From the listing below, extract every line containing "JSON".

— START OF Dataset content —

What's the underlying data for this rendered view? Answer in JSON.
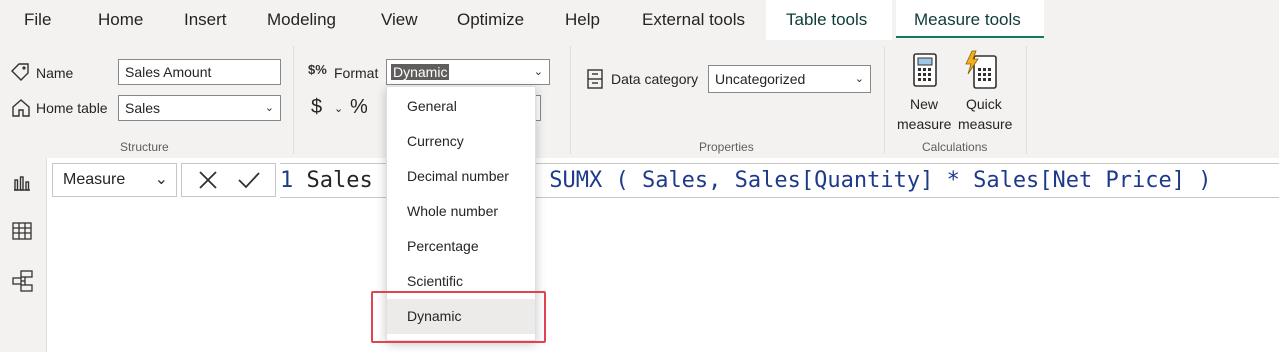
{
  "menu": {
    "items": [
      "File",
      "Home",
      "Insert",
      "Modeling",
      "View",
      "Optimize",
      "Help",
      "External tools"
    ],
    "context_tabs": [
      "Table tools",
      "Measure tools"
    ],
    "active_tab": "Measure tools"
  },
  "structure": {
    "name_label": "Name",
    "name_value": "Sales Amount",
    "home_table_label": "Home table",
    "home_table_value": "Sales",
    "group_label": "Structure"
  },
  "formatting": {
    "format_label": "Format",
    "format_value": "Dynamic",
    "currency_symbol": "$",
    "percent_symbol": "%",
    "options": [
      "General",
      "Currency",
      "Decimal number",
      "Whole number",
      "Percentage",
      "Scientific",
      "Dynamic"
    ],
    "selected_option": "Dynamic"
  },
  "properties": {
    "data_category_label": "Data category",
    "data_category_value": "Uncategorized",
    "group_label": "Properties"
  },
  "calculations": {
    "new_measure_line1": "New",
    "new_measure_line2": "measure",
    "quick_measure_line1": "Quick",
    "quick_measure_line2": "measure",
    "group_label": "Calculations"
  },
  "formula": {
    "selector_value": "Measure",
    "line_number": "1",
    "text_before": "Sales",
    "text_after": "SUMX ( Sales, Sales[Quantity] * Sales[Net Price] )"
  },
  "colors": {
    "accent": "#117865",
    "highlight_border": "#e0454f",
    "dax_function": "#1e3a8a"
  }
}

— END OF Dataset content —
— START OF Dataset content —

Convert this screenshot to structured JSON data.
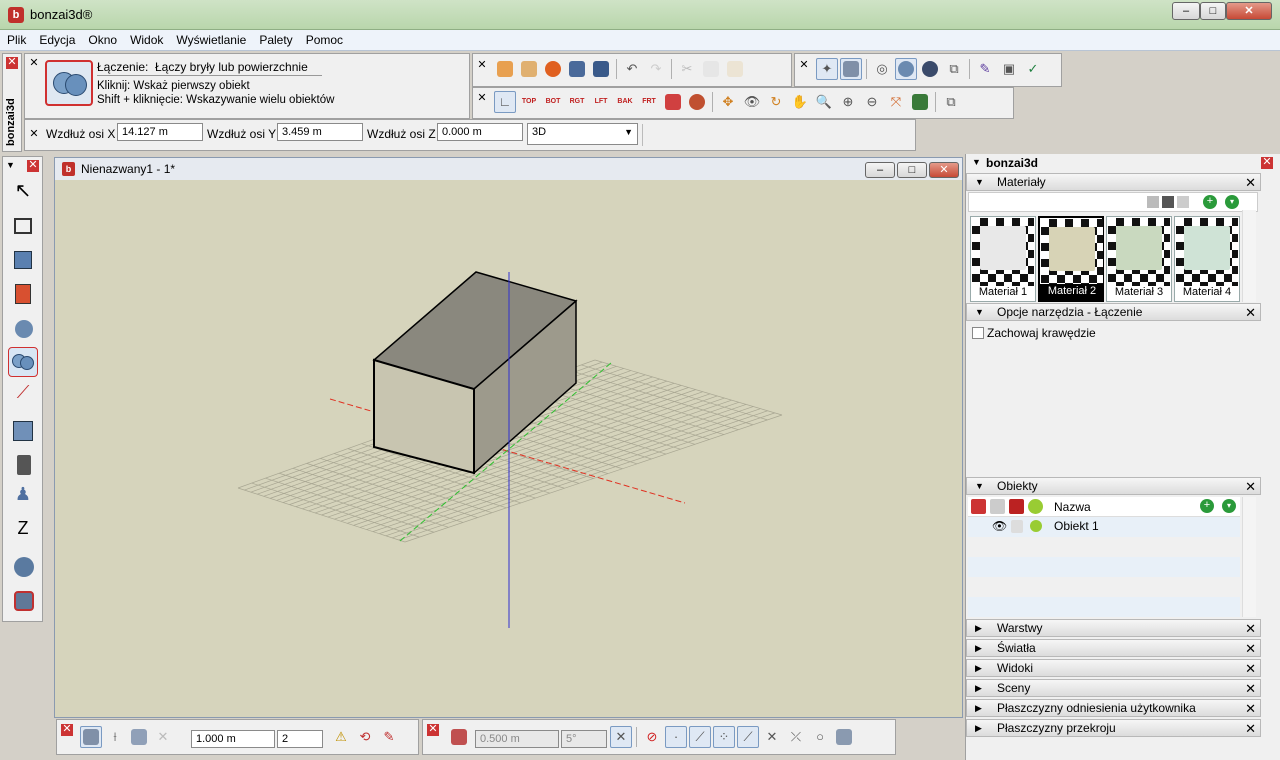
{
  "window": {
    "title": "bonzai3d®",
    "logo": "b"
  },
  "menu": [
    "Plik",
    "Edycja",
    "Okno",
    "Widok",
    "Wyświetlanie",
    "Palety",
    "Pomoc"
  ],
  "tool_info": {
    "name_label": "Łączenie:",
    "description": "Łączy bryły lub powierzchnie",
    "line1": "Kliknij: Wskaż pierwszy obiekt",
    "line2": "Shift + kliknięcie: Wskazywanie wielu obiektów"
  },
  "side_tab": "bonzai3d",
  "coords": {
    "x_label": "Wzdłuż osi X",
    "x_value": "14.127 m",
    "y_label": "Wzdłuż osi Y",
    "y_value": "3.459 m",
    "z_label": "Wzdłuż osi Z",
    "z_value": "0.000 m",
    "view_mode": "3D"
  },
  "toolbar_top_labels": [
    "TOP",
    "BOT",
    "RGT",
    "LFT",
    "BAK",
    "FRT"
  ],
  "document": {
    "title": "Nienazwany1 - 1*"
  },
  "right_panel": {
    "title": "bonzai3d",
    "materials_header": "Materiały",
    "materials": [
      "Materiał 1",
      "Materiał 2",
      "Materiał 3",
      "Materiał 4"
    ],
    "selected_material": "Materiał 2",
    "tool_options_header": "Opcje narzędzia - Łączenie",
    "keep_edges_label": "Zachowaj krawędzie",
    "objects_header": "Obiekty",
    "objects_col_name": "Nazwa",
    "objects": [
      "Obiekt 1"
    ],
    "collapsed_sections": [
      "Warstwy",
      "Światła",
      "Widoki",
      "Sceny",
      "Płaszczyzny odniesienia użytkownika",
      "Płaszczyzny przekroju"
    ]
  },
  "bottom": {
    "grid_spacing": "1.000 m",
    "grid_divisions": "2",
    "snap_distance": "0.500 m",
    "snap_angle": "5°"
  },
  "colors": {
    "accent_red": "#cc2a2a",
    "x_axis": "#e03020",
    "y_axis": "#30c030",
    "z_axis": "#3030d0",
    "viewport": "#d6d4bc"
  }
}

— END OF Dataset content —

> [Task response]
What's the underlying data for this rendered view? Answer in JSON.
Convert this screenshot to structured JSON data.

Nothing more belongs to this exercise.